» **Exercise description**
Copy out the listing that follows, exactly, without its pictures.
--- BEGIN Listing ---
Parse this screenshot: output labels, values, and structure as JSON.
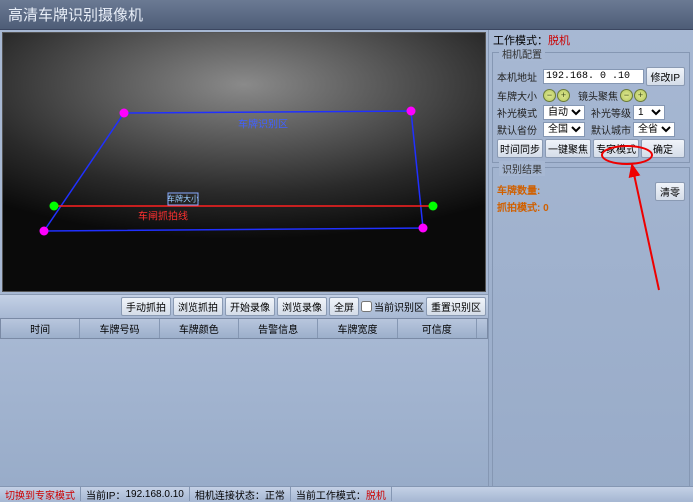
{
  "title": "高清车牌识别摄像机",
  "video": {
    "blue_label": "车牌识别区",
    "red_label": "车闸抓拍线",
    "size_label": "车牌大小"
  },
  "toolbar": {
    "manual_snap": "手动抓拍",
    "browse_snap": "浏览抓拍",
    "start_record": "开始录像",
    "browse_record": "浏览录像",
    "fullscreen": "全屏",
    "show_current": "当前识别区",
    "reset_zone": "重置识别区"
  },
  "columns": {
    "time": "时间",
    "plate": "车牌号码",
    "color": "车牌颜色",
    "alarm": "告警信息",
    "width": "车牌宽度",
    "conf": "可信度"
  },
  "right": {
    "workmode_label": "工作模式：",
    "workmode_value": "脱机",
    "camera_group": "相机配置",
    "ip_label": "本机地址",
    "ip_value": "192.168. 0 .10",
    "change_ip": "修改IP",
    "plate_size": "车牌大小",
    "lens_focus": "镜头聚焦",
    "light_mode": "补光模式",
    "light_mode_value": "自动",
    "light_level": "补光等级",
    "light_level_value": "1",
    "default_prov": "默认省份",
    "default_prov_value": "全国",
    "default_city": "默认城市",
    "default_city_value": "全省",
    "time_sync": "时间同步",
    "one_key_focus": "一键聚焦",
    "expert_mode": "专家模式",
    "confirm": "确定",
    "result_group": "识别结果",
    "stat1": "车牌数量:",
    "stat2": "抓拍模式: 0",
    "clear": "清零"
  },
  "status": {
    "switch_expert": "切换到专家模式",
    "current_ip_label": "当前IP：",
    "current_ip": "192.168.0.10",
    "conn_label": "相机连接状态：",
    "conn_value": "正常",
    "cur_mode_label": "当前工作模式：",
    "cur_mode_value": "脱机"
  }
}
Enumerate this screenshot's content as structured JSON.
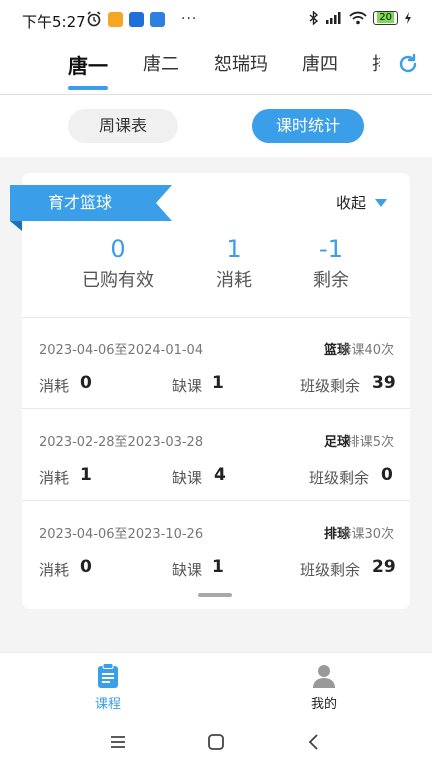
{
  "status_bar": {
    "time": "下午5:27",
    "battery": "20",
    "more": "···"
  },
  "tabs": [
    {
      "label": "唐一",
      "active": true
    },
    {
      "label": "唐二",
      "active": false
    },
    {
      "label": "恕瑞玛",
      "active": false
    },
    {
      "label": "唐四",
      "active": false
    },
    {
      "label": "排",
      "active": false
    }
  ],
  "segment": {
    "weekly": "周课表",
    "stats": "课时统计"
  },
  "card": {
    "title": "育才篮球",
    "collapse": "收起",
    "summary": [
      {
        "value": "0",
        "label": "已购有效"
      },
      {
        "value": "1",
        "label": "消耗"
      },
      {
        "value": "-1",
        "label": "剩余"
      }
    ],
    "rows": [
      {
        "date": "2023-04-06至2024-01-04",
        "sport": "篮球",
        "schedule": "排课40次",
        "consumed_label": "消耗",
        "consumed": "0",
        "absent_label": "缺课",
        "absent": "1",
        "remain_label": "班级剩余",
        "remain": "39"
      },
      {
        "date": "2023-02-28至2023-03-28",
        "sport": "足球",
        "schedule": "排课5次",
        "consumed_label": "消耗",
        "consumed": "1",
        "absent_label": "缺课",
        "absent": "4",
        "remain_label": "班级剩余",
        "remain": "0"
      },
      {
        "date": "2023-04-06至2023-10-26",
        "sport": "排球",
        "schedule": "排课30次",
        "consumed_label": "消耗",
        "consumed": "0",
        "absent_label": "缺课",
        "absent": "1",
        "remain_label": "班级剩余",
        "remain": "29"
      }
    ]
  },
  "bottom_nav": {
    "course": "课程",
    "me": "我的"
  },
  "colors": {
    "accent": "#3a9ee8"
  }
}
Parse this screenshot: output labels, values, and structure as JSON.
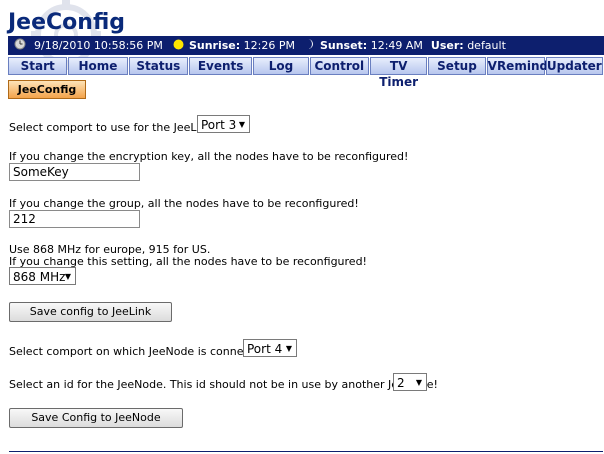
{
  "app": {
    "title": "JeeConfig"
  },
  "status": {
    "datetime": "9/18/2010 10:58:56 PM",
    "sunrise_label": "Sunrise:",
    "sunrise_value": "12:26 PM",
    "sunset_label": "Sunset:",
    "sunset_value": "12:49 AM",
    "user_label": "User:",
    "user_value": "default"
  },
  "nav": {
    "tabs": [
      "Start",
      "Home",
      "Status",
      "Events",
      "Log",
      "Control",
      "TV Timer",
      "Setup",
      "VRemind",
      "Updater"
    ]
  },
  "subtab": {
    "label": "JeeConfig"
  },
  "form": {
    "comport_label": "Select comport to use for the JeeLink:",
    "comport_value": "Port 3",
    "key_hint": "If you change the encryption key, all the nodes have to be reconfigured!",
    "key_value": "SomeKey",
    "group_hint": "If you change the group, all the nodes have to be reconfigured!",
    "group_value": "212",
    "freq_hint1": "Use 868 MHz for europe, 915 for US.",
    "freq_hint2": "If you change this setting, all the nodes have to be reconfigured!",
    "freq_value": "868 MHz",
    "save_jeelink": "Save config to JeeLink",
    "node_port_label": "Select comport on which JeeNode is connected:",
    "node_port_value": "Port 4",
    "node_id_label": "Select an id for the JeeNode. This id should not be in use by another JeeNode!",
    "node_id_value": "2",
    "save_jeenode": "Save Config to JeeNode"
  },
  "icons": {
    "clock": "clock-icon",
    "sun": "sun-icon",
    "moon": "moon-icon",
    "dropdown": "chevron-down-icon"
  },
  "colors": {
    "header_bg": "#0d1f6e",
    "title": "#0a2a7a",
    "active_tab": "#f4a34a"
  }
}
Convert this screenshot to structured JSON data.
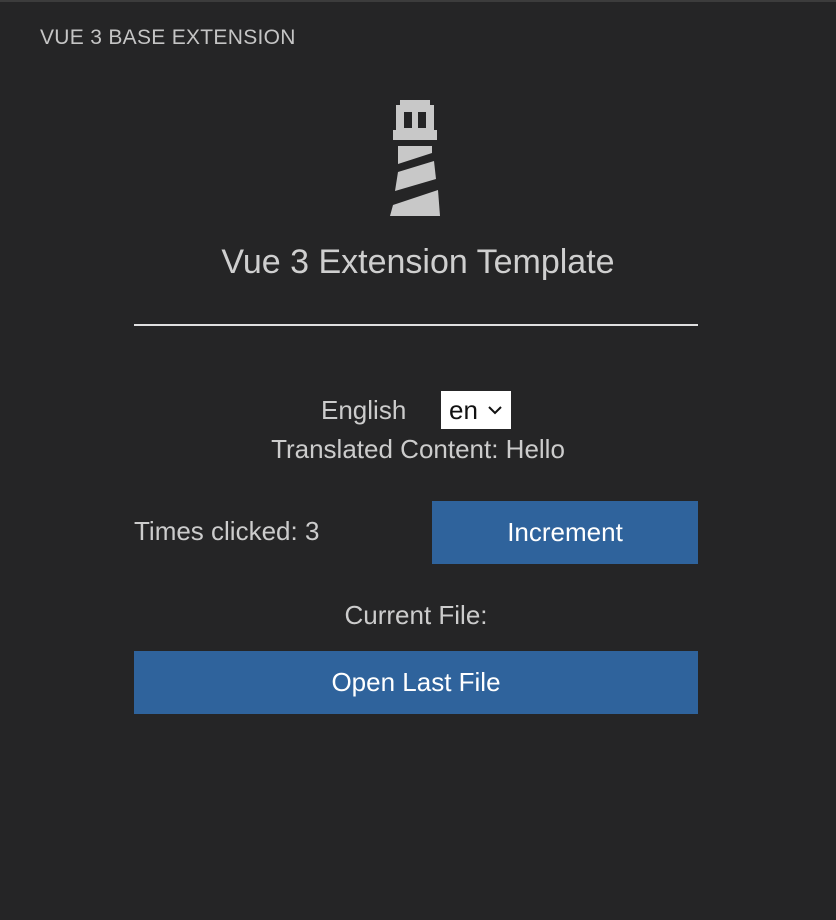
{
  "panel": {
    "title": "VUE 3 BASE EXTENSION"
  },
  "app": {
    "logo_icon": "lighthouse-icon",
    "title": "Vue 3 Extension Template"
  },
  "language": {
    "label": "English",
    "selected": "en"
  },
  "translated": {
    "text": "Translated Content: Hello"
  },
  "counter": {
    "text": "Times clicked: 3",
    "button_label": "Increment"
  },
  "file": {
    "current_label": "Current File:",
    "open_button_label": "Open Last File"
  },
  "colors": {
    "background": "#252526",
    "button": "#2f639c",
    "text": "#cccccc"
  }
}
--- END Listing ---
» **Solution to this task**
Parse this screenshot: output labels, values, and structure as JSON.
{
  "title": "高清车牌识别摄像机",
  "video": {
    "blue_label": "车牌识别区",
    "red_label": "车闸抓拍线",
    "size_label": "车牌大小"
  },
  "toolbar": {
    "manual_snap": "手动抓拍",
    "browse_snap": "浏览抓拍",
    "start_record": "开始录像",
    "browse_record": "浏览录像",
    "fullscreen": "全屏",
    "show_current": "当前识别区",
    "reset_zone": "重置识别区"
  },
  "columns": {
    "time": "时间",
    "plate": "车牌号码",
    "color": "车牌颜色",
    "alarm": "告警信息",
    "width": "车牌宽度",
    "conf": "可信度"
  },
  "right": {
    "workmode_label": "工作模式：",
    "workmode_value": "脱机",
    "camera_group": "相机配置",
    "ip_label": "本机地址",
    "ip_value": "192.168. 0 .10",
    "change_ip": "修改IP",
    "plate_size": "车牌大小",
    "lens_focus": "镜头聚焦",
    "light_mode": "补光模式",
    "light_mode_value": "自动",
    "light_level": "补光等级",
    "light_level_value": "1",
    "default_prov": "默认省份",
    "default_prov_value": "全国",
    "default_city": "默认城市",
    "default_city_value": "全省",
    "time_sync": "时间同步",
    "one_key_focus": "一键聚焦",
    "expert_mode": "专家模式",
    "confirm": "确定",
    "result_group": "识别结果",
    "stat1": "车牌数量:",
    "stat2": "抓拍模式: 0",
    "clear": "清零"
  },
  "status": {
    "switch_expert": "切换到专家模式",
    "current_ip_label": "当前IP：",
    "current_ip": "192.168.0.10",
    "conn_label": "相机连接状态：",
    "conn_value": "正常",
    "cur_mode_label": "当前工作模式：",
    "cur_mode_value": "脱机"
  }
}
Enumerate this screenshot's content as structured JSON.
{
  "status_bar": {
    "time": "下午5:27",
    "battery": "20",
    "more": "···"
  },
  "tabs": [
    {
      "label": "唐一",
      "active": true
    },
    {
      "label": "唐二",
      "active": false
    },
    {
      "label": "恕瑞玛",
      "active": false
    },
    {
      "label": "唐四",
      "active": false
    },
    {
      "label": "排",
      "active": false
    }
  ],
  "segment": {
    "weekly": "周课表",
    "stats": "课时统计"
  },
  "card": {
    "title": "育才篮球",
    "collapse": "收起",
    "summary": [
      {
        "value": "0",
        "label": "已购有效"
      },
      {
        "value": "1",
        "label": "消耗"
      },
      {
        "value": "-1",
        "label": "剩余"
      }
    ],
    "rows": [
      {
        "date": "2023-04-06至2024-01-04",
        "sport": "篮球",
        "schedule": "排课40次",
        "consumed_label": "消耗",
        "consumed": "0",
        "absent_label": "缺课",
        "absent": "1",
        "remain_label": "班级剩余",
        "remain": "39"
      },
      {
        "date": "2023-02-28至2023-03-28",
        "sport": "足球",
        "schedule": "排课5次",
        "consumed_label": "消耗",
        "consumed": "1",
        "absent_label": "缺课",
        "absent": "4",
        "remain_label": "班级剩余",
        "remain": "0"
      },
      {
        "date": "2023-04-06至2023-10-26",
        "sport": "排球",
        "schedule": "排课30次",
        "consumed_label": "消耗",
        "consumed": "0",
        "absent_label": "缺课",
        "absent": "1",
        "remain_label": "班级剩余",
        "remain": "29"
      }
    ]
  },
  "bottom_nav": {
    "course": "课程",
    "me": "我的"
  },
  "colors": {
    "accent": "#3a9ee8"
  }
}
Parse this screenshot: output labels, values, and structure as JSON.
{
  "app": {
    "title": "JeeConfig"
  },
  "status": {
    "datetime": "9/18/2010 10:58:56 PM",
    "sunrise_label": "Sunrise:",
    "sunrise_value": "12:26 PM",
    "sunset_label": "Sunset:",
    "sunset_value": "12:49 AM",
    "user_label": "User:",
    "user_value": "default"
  },
  "nav": {
    "tabs": [
      "Start",
      "Home",
      "Status",
      "Events",
      "Log",
      "Control",
      "TV Timer",
      "Setup",
      "VRemind",
      "Updater"
    ]
  },
  "subtab": {
    "label": "JeeConfig"
  },
  "form": {
    "comport_label": "Select comport to use for the JeeLink:",
    "comport_value": "Port 3",
    "key_hint": "If you change the encryption key, all the nodes have to be reconfigured!",
    "key_value": "SomeKey",
    "group_hint": "If you change the group, all the nodes have to be reconfigured!",
    "group_value": "212",
    "freq_hint1": "Use 868 MHz for europe, 915 for US.",
    "freq_hint2": "If you change this setting, all the nodes have to be reconfigured!",
    "freq_value": "868 MHz",
    "save_jeelink": "Save config to JeeLink",
    "node_port_label": "Select comport on which JeeNode is connected:",
    "node_port_value": "Port 4",
    "node_id_label": "Select an id for the JeeNode. This id should not be in use by another JeeNode!",
    "node_id_value": "2",
    "save_jeenode": "Save Config to JeeNode"
  },
  "icons": {
    "clock": "clock-icon",
    "sun": "sun-icon",
    "moon": "moon-icon",
    "dropdown": "chevron-down-icon"
  },
  "colors": {
    "header_bg": "#0d1f6e",
    "title": "#0a2a7a",
    "active_tab": "#f4a34a"
  }
}
Convert this screenshot to structured JSON data.
{
  "panel": {
    "title": "VUE 3 BASE EXTENSION"
  },
  "app": {
    "logo_icon": "lighthouse-icon",
    "title": "Vue 3 Extension Template"
  },
  "language": {
    "label": "English",
    "selected": "en"
  },
  "translated": {
    "text": "Translated Content: Hello"
  },
  "counter": {
    "text": "Times clicked: 3",
    "button_label": "Increment"
  },
  "file": {
    "current_label": "Current File:",
    "open_button_label": "Open Last File"
  },
  "colors": {
    "background": "#252526",
    "button": "#2f639c",
    "text": "#cccccc"
  }
}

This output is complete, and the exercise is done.